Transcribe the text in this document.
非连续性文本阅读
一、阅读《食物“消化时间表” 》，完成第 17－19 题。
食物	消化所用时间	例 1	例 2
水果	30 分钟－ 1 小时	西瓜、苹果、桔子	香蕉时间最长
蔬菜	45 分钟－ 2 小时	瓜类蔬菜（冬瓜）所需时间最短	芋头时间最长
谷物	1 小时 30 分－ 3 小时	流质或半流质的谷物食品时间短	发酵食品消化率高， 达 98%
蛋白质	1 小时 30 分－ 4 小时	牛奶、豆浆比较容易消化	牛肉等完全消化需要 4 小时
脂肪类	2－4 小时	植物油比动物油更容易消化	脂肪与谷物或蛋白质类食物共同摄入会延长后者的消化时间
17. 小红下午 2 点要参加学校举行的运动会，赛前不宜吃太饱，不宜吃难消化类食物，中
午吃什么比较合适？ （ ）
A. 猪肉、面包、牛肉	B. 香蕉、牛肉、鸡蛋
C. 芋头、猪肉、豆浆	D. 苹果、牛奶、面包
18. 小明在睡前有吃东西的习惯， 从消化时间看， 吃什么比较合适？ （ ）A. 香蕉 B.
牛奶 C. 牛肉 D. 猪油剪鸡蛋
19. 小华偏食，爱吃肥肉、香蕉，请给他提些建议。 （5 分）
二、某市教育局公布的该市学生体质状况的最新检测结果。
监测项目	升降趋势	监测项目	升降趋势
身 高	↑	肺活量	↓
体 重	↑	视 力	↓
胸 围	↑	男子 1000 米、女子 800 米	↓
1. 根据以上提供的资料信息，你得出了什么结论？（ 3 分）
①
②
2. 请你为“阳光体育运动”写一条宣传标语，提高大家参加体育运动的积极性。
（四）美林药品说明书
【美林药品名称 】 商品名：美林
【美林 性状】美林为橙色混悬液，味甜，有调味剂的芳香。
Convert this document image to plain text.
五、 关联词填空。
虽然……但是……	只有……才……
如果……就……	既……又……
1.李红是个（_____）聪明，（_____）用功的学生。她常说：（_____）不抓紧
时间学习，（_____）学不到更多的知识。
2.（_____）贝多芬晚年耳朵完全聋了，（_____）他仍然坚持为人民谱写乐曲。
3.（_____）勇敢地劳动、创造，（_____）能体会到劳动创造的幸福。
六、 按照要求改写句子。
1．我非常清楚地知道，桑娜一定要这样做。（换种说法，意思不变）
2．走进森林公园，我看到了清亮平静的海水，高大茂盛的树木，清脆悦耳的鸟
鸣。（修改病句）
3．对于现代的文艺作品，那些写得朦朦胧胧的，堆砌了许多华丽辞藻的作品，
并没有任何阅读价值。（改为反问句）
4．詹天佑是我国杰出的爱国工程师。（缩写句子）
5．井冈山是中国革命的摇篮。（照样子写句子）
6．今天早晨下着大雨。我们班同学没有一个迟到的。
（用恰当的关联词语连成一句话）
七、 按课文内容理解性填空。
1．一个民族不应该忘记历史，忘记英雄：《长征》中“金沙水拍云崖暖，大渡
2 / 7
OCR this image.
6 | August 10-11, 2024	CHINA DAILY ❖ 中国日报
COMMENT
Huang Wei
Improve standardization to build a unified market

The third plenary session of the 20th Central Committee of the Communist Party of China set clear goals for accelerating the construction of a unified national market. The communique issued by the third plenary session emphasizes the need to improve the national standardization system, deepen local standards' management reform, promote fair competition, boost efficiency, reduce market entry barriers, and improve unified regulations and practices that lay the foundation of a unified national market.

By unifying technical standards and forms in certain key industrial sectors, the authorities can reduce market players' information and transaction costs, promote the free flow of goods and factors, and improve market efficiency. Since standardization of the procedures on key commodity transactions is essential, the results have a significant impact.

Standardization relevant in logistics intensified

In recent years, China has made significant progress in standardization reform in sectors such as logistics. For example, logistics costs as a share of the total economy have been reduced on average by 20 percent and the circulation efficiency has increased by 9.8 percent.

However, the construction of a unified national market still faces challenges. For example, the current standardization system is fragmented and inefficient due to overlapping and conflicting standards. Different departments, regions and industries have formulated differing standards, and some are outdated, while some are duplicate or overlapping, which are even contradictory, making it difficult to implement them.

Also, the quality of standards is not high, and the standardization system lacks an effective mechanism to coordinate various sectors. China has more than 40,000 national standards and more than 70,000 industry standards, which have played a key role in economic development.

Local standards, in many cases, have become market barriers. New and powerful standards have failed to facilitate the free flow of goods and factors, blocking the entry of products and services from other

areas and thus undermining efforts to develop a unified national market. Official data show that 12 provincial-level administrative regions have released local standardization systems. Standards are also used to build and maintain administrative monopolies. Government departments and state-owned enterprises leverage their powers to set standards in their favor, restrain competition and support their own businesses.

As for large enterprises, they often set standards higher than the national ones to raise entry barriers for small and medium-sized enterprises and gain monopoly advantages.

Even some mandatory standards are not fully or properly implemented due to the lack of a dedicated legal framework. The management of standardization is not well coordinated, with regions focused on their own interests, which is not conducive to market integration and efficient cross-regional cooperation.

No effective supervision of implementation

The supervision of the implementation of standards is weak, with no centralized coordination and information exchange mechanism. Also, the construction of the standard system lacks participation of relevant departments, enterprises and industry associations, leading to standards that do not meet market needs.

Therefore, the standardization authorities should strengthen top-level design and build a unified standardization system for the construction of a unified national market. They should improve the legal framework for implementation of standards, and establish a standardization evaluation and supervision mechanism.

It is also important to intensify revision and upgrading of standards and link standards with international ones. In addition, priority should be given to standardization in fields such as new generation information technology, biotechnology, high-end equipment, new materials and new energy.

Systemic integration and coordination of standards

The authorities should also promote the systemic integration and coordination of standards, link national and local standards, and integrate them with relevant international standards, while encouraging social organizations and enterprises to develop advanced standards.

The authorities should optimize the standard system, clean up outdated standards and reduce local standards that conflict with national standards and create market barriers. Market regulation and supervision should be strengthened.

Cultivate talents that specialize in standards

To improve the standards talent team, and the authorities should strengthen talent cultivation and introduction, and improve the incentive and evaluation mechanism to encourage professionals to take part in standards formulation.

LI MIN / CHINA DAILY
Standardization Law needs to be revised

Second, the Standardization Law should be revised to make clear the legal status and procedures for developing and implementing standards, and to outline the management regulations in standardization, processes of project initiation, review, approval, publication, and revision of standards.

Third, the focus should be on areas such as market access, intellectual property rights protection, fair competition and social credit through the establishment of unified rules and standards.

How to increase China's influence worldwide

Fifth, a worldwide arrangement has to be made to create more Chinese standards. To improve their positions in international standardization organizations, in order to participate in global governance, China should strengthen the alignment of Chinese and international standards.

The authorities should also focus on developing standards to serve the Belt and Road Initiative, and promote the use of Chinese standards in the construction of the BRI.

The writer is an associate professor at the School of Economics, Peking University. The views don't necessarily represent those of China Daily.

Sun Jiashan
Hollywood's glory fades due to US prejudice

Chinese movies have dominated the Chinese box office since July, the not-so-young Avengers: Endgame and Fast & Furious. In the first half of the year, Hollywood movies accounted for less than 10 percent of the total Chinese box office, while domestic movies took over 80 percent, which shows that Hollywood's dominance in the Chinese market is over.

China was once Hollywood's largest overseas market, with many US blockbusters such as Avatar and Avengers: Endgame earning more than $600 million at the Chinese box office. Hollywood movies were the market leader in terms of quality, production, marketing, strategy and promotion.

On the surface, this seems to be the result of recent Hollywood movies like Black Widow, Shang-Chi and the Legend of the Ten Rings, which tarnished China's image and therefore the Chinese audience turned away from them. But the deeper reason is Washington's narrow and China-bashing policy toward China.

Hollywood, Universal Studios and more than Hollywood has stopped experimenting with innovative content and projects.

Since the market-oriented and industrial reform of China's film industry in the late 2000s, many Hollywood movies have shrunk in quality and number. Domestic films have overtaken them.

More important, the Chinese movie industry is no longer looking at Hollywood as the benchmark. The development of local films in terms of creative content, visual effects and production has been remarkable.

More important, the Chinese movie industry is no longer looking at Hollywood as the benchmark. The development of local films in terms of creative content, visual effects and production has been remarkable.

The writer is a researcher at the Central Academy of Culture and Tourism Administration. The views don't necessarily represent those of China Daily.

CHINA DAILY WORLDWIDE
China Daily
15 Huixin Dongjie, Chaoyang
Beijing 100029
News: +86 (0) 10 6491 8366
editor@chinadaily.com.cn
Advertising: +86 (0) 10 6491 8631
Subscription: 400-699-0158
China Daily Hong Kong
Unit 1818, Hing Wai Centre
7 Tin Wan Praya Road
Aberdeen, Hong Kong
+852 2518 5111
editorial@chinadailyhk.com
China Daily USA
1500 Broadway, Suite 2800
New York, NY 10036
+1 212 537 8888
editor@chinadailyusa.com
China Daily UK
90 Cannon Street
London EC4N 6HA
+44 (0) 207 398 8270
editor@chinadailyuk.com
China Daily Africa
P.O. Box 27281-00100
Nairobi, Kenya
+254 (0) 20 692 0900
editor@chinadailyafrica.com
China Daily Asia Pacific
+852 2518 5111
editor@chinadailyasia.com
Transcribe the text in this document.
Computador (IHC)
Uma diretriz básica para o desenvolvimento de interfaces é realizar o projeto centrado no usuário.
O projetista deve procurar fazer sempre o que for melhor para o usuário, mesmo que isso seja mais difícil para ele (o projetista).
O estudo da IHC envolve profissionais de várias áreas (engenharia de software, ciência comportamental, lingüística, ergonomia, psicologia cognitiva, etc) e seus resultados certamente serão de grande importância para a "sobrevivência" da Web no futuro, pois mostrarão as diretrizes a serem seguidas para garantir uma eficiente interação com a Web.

**TO DO:** Check each line of the records for "Hong" and copy the ones that contain it.

**SOLUTION FOR THIS EXERCISE:**
China Daily Hong Kong
Aberdeen, Hong Kong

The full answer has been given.